» **WORK REQUIRED**: Rewrite the data below as a numbered list, from the start through the line that contains "seat-m-16[interactable]: 16 [418,681,433,695]", both ends included. Leave out any blank lines.

───── PROVIDED DATA ─────

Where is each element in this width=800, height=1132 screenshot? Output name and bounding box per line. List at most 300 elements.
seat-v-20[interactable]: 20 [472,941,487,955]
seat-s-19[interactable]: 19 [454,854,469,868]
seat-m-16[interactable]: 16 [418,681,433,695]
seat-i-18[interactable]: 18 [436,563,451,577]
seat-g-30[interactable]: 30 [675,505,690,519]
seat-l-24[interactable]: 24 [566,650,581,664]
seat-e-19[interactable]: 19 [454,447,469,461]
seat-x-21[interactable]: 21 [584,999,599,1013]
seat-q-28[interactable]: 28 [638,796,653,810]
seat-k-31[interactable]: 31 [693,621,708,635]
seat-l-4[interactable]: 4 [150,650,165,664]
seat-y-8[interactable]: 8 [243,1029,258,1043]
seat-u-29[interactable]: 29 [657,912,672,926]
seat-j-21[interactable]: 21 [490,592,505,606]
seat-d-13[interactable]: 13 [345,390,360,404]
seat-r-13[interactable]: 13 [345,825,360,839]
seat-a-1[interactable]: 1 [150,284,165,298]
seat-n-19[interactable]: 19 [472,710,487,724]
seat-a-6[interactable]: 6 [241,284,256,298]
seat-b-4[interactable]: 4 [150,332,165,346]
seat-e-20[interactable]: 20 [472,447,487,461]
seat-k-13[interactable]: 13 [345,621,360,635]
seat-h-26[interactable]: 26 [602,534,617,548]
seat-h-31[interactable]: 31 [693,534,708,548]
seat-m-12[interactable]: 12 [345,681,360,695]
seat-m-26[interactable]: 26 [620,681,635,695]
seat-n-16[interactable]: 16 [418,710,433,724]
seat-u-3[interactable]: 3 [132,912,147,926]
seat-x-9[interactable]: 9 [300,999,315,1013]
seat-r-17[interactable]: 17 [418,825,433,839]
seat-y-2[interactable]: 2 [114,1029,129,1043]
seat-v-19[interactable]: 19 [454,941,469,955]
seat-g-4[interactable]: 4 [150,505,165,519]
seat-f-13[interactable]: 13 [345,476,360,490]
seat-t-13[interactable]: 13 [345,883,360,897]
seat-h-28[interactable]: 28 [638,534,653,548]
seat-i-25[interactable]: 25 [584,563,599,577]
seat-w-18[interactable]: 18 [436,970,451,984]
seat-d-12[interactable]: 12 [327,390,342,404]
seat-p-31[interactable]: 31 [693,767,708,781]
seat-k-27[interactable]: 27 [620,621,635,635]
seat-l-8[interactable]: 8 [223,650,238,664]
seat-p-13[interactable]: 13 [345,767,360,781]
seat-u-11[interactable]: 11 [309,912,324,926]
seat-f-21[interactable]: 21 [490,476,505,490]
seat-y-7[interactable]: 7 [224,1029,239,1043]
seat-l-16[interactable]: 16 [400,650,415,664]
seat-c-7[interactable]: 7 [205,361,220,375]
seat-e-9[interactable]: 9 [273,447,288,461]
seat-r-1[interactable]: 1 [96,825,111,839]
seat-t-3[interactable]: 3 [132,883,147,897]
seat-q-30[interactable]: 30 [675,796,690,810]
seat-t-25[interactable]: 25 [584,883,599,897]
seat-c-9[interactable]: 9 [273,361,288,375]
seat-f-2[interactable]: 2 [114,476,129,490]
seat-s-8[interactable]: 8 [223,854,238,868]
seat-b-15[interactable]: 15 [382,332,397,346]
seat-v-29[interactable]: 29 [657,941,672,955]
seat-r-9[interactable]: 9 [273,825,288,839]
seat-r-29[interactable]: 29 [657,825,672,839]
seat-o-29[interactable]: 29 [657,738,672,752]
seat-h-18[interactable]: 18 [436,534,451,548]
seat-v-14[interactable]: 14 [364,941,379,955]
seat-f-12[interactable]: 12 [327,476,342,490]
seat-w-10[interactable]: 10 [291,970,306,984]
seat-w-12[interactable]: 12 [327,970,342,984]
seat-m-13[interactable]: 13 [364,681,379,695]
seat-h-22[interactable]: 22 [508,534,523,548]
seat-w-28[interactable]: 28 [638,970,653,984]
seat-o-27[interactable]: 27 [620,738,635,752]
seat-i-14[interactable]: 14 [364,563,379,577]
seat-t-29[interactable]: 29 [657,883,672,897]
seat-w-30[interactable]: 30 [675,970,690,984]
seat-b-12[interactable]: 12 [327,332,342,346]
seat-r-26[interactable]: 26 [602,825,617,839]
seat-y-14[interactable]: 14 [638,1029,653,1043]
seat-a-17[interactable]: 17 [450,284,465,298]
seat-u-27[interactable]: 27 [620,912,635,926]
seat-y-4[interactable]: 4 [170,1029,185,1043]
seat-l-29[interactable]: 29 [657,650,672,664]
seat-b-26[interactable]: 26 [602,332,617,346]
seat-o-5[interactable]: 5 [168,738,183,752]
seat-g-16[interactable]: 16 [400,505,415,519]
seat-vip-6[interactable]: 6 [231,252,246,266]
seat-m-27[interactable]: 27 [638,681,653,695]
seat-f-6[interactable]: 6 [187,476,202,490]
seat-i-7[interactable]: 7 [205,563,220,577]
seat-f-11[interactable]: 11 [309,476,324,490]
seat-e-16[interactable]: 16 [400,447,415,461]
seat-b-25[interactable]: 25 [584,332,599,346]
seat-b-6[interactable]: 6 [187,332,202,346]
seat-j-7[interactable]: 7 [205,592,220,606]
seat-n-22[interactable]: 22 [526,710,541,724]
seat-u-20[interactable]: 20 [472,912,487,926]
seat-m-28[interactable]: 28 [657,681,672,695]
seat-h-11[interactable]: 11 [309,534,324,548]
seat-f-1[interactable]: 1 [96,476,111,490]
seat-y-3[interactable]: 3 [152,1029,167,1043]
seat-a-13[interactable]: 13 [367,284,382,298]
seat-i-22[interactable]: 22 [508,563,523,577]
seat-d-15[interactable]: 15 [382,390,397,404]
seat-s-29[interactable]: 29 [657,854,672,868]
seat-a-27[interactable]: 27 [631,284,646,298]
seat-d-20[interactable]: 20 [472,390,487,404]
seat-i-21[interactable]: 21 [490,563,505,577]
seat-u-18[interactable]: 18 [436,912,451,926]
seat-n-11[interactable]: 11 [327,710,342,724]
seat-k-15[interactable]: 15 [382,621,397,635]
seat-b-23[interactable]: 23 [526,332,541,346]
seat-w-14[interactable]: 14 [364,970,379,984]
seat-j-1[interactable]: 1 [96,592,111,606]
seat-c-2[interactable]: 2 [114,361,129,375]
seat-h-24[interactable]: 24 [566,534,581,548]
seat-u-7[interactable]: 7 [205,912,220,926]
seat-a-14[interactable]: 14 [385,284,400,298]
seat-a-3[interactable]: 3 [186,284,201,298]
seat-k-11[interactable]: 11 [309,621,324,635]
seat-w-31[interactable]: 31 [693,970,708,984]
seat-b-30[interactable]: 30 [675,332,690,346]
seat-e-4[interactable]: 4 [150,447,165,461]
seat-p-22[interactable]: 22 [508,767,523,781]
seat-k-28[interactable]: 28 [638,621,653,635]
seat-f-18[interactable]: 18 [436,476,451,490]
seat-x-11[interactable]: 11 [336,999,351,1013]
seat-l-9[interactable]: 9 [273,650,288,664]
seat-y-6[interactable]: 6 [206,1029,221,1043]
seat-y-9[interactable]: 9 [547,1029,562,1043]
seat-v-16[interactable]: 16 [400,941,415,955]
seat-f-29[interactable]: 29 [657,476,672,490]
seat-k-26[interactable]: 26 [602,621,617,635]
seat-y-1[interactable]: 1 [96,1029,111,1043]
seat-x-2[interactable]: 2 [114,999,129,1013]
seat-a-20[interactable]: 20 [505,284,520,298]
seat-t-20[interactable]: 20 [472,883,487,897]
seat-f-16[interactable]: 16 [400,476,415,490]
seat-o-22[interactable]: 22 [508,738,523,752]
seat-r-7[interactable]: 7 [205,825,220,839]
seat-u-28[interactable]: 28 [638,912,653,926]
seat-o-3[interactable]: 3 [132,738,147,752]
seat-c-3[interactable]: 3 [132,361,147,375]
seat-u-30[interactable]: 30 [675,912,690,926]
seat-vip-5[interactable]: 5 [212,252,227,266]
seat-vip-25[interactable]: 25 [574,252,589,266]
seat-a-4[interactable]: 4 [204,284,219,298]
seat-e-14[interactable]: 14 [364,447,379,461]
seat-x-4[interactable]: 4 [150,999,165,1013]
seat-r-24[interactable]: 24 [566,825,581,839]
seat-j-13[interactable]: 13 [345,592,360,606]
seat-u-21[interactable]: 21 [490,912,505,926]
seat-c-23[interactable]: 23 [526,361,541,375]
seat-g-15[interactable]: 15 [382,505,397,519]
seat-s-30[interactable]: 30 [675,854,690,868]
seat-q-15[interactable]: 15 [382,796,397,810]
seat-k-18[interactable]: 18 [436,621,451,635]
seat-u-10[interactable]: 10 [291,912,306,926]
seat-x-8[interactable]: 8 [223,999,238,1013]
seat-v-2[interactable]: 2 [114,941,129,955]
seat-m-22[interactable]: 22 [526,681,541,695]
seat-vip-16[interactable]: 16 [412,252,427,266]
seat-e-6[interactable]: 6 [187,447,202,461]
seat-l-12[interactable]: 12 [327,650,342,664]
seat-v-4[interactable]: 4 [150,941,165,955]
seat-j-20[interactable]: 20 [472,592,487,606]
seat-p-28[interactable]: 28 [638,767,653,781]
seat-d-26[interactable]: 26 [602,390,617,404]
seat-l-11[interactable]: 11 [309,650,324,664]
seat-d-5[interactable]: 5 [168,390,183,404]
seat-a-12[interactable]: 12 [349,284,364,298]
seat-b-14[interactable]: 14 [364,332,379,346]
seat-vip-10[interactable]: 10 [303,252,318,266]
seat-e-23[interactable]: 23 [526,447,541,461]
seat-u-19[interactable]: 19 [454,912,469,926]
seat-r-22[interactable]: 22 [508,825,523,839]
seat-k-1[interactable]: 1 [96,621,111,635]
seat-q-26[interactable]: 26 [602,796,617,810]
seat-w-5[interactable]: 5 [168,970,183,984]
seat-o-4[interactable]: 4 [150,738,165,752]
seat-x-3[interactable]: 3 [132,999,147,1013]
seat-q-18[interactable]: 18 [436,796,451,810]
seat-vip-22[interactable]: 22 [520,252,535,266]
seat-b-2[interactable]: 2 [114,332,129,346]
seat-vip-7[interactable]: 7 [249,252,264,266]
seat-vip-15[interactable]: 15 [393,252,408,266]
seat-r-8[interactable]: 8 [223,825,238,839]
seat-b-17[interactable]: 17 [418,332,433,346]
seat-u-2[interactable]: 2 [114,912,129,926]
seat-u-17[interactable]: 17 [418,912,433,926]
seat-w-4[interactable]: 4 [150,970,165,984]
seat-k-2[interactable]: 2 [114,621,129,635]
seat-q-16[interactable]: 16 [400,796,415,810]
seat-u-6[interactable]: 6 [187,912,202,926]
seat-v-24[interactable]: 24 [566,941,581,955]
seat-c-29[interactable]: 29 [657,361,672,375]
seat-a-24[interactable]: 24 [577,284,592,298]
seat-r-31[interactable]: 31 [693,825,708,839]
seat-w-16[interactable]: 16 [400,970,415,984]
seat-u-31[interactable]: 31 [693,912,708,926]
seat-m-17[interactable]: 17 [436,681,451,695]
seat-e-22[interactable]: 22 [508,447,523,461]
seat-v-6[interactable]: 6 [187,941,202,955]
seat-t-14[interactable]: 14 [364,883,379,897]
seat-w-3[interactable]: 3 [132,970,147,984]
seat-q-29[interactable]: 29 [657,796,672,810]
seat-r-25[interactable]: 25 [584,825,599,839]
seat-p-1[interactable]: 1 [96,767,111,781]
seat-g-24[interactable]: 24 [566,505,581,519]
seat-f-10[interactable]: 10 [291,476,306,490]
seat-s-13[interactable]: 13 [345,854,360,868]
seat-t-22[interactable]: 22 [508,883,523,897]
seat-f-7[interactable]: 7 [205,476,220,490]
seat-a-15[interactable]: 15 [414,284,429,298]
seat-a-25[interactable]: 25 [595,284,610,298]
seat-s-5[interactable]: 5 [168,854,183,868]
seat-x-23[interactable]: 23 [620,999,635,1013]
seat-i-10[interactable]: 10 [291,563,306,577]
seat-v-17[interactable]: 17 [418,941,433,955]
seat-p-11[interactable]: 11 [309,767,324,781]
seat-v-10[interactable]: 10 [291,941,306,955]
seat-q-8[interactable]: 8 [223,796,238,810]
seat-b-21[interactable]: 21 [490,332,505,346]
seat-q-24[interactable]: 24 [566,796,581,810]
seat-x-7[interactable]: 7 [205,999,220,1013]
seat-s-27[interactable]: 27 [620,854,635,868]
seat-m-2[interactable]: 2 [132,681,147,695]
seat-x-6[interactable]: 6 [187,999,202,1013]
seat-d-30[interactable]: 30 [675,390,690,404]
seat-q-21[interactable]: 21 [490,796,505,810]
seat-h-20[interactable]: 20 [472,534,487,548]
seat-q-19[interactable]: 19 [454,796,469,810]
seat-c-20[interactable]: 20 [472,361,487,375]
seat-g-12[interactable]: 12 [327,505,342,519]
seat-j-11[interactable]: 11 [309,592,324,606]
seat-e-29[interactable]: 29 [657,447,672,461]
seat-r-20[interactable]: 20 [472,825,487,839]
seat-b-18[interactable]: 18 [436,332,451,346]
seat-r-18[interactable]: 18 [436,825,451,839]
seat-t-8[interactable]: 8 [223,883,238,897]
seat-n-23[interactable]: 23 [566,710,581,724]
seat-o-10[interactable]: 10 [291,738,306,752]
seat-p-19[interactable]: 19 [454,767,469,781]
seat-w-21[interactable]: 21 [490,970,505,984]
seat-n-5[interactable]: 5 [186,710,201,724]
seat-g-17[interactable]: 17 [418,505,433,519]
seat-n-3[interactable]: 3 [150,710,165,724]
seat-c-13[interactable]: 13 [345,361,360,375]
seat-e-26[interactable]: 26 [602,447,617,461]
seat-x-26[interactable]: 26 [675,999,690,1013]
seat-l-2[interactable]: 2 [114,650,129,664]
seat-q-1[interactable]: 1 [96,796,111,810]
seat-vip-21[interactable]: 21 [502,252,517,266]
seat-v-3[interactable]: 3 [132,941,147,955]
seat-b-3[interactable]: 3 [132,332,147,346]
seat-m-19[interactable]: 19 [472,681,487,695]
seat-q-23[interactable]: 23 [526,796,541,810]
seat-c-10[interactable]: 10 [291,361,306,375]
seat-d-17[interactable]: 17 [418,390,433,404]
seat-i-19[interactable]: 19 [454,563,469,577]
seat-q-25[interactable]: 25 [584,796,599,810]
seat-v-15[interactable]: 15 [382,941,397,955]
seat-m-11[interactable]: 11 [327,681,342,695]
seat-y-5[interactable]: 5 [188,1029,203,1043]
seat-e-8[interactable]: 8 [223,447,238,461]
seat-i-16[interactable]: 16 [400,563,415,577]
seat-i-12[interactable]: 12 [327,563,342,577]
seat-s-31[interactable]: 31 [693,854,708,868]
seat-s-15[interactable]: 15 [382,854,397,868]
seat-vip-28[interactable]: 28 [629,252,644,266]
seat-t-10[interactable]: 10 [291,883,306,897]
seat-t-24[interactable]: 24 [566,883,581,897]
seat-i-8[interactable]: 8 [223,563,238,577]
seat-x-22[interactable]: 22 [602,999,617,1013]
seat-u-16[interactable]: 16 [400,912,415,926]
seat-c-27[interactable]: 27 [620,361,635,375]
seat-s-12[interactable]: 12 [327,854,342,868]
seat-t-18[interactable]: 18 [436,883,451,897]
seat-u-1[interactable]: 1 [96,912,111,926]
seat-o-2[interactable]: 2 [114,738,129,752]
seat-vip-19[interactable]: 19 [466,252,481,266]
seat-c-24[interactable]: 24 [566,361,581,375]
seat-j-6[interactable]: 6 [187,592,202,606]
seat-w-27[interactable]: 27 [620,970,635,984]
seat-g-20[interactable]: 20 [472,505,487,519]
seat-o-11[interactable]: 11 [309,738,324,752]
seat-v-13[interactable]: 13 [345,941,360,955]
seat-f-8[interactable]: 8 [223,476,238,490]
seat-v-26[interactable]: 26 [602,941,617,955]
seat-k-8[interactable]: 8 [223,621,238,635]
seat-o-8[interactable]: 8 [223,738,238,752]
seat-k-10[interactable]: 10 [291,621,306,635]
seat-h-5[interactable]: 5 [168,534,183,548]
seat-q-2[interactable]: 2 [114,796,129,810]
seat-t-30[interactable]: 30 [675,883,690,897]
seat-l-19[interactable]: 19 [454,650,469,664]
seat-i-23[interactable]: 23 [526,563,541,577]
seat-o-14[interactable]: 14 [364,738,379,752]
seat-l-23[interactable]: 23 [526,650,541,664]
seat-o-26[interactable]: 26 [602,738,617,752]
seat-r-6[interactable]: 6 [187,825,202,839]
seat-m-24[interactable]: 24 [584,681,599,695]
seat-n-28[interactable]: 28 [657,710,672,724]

─────

» **WORKED ANSWER**:
1. Where is each element in this width=800, height=1132 screenshot? Output name and bounding box per line. List at most 300 elements.
2. seat-v-20[interactable]: 20 [472,941,487,955]
3. seat-s-19[interactable]: 19 [454,854,469,868]
4. seat-m-16[interactable]: 16 [418,681,433,695]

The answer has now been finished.